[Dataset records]
..........

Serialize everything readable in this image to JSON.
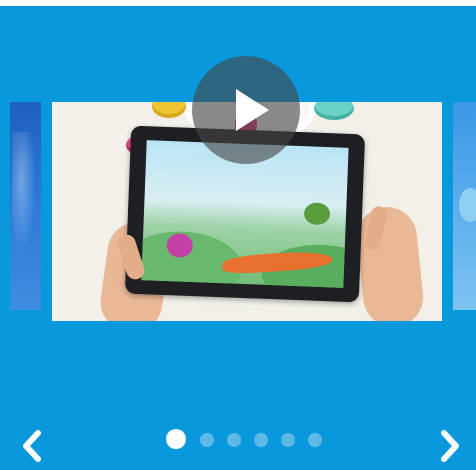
{
  "carousel": {
    "slides": [
      {
        "label": "",
        "active": false
      },
      {
        "label": "",
        "active": true
      },
      {
        "label": "",
        "active": false
      }
    ],
    "pagination": {
      "count": 6,
      "active_index": 0
    },
    "icons": {
      "prev": "chevron-left-icon",
      "next": "chevron-right-icon",
      "play": "play-icon"
    },
    "colors": {
      "background": "#0a98dc",
      "dot_active": "#ffffff",
      "dot_inactive": "#5fb7e6"
    }
  }
}
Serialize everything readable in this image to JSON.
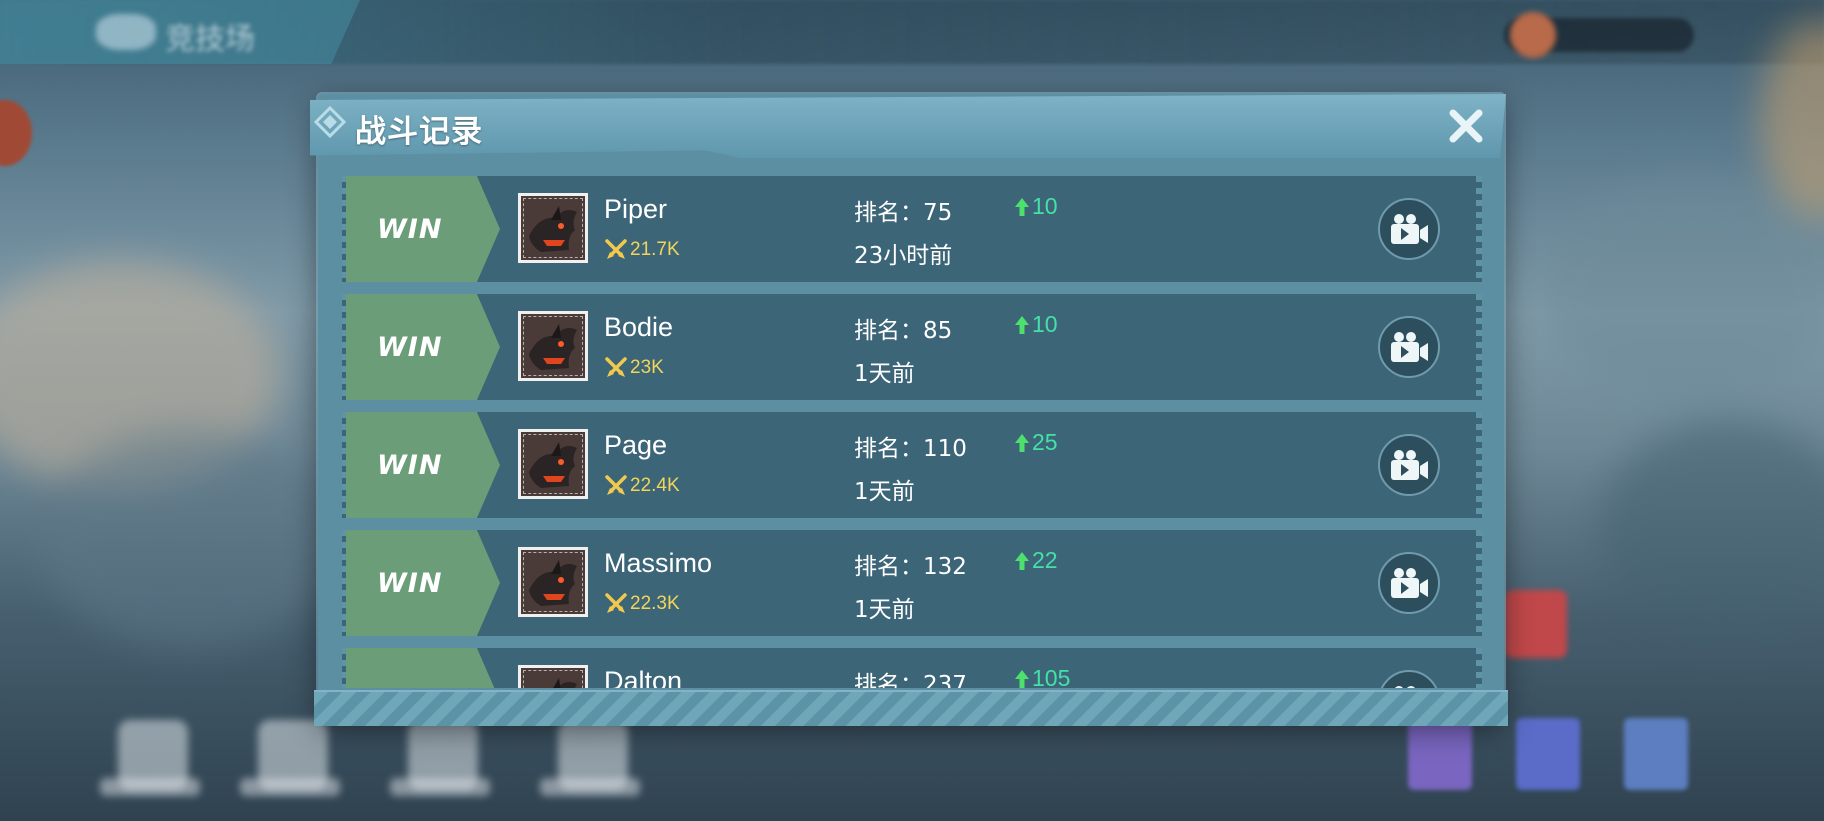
{
  "background": {
    "top_tab_label": "竞技场"
  },
  "dialog": {
    "title": "战斗记录",
    "close_label": "✕"
  },
  "records": [
    {
      "result": "WIN",
      "name": "Piper",
      "power": "21.7K",
      "rank_label": "排名：75",
      "rank_change": "10",
      "time": "23小时前"
    },
    {
      "result": "WIN",
      "name": "Bodie",
      "power": "23K",
      "rank_label": "排名：85",
      "rank_change": "10",
      "time": "1天前"
    },
    {
      "result": "WIN",
      "name": "Page",
      "power": "22.4K",
      "rank_label": "排名：110",
      "rank_change": "25",
      "time": "1天前"
    },
    {
      "result": "WIN",
      "name": "Massimo",
      "power": "22.3K",
      "rank_label": "排名：132",
      "rank_change": "22",
      "time": "1天前"
    },
    {
      "result": "WIN",
      "name": "Dalton",
      "power": "",
      "rank_label": "排名：237",
      "rank_change": "105",
      "time": ""
    }
  ],
  "colors": {
    "win_banner": "#6b9e78",
    "row_bg": "#3c6678",
    "power_text": "#f2d55a",
    "rank_up": "#45e0a8"
  },
  "icons": [
    "crossed-swords-icon",
    "arrow-up-icon",
    "video-replay-icon",
    "close-icon",
    "diamond-icon"
  ]
}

..........

◆ **What you are asked to do**
Extract every line of the data exactly; pictures stay out.

◆ **Output**
Serialize everything readable in this image to JSON.
{
  "carousel": {
    "slides": [
      {
        "label": "",
        "active": false
      },
      {
        "label": "",
        "active": true
      },
      {
        "label": "",
        "active": false
      }
    ],
    "pagination": {
      "count": 6,
      "active_index": 0
    },
    "icons": {
      "prev": "chevron-left-icon",
      "next": "chevron-right-icon",
      "play": "play-icon"
    },
    "colors": {
      "background": "#0a98dc",
      "dot_active": "#ffffff",
      "dot_inactive": "#5fb7e6"
    }
  }
}
Serialize everything readable in this image to JSON.
{
  "background": {
    "top_tab_label": "竞技场"
  },
  "dialog": {
    "title": "战斗记录",
    "close_label": "✕"
  },
  "records": [
    {
      "result": "WIN",
      "name": "Piper",
      "power": "21.7K",
      "rank_label": "排名：75",
      "rank_change": "10",
      "time": "23小时前"
    },
    {
      "result": "WIN",
      "name": "Bodie",
      "power": "23K",
      "rank_label": "排名：85",
      "rank_change": "10",
      "time": "1天前"
    },
    {
      "result": "WIN",
      "name": "Page",
      "power": "22.4K",
      "rank_label": "排名：110",
      "rank_change": "25",
      "time": "1天前"
    },
    {
      "result": "WIN",
      "name": "Massimo",
      "power": "22.3K",
      "rank_label": "排名：132",
      "rank_change": "22",
      "time": "1天前"
    },
    {
      "result": "WIN",
      "name": "Dalton",
      "power": "",
      "rank_label": "排名：237",
      "rank_change": "105",
      "time": ""
    }
  ],
  "colors": {
    "win_banner": "#6b9e78",
    "row_bg": "#3c6678",
    "power_text": "#f2d55a",
    "rank_up": "#45e0a8"
  },
  "icons": [
    "crossed-swords-icon",
    "arrow-up-icon",
    "video-replay-icon",
    "close-icon",
    "diamond-icon"
  ]
}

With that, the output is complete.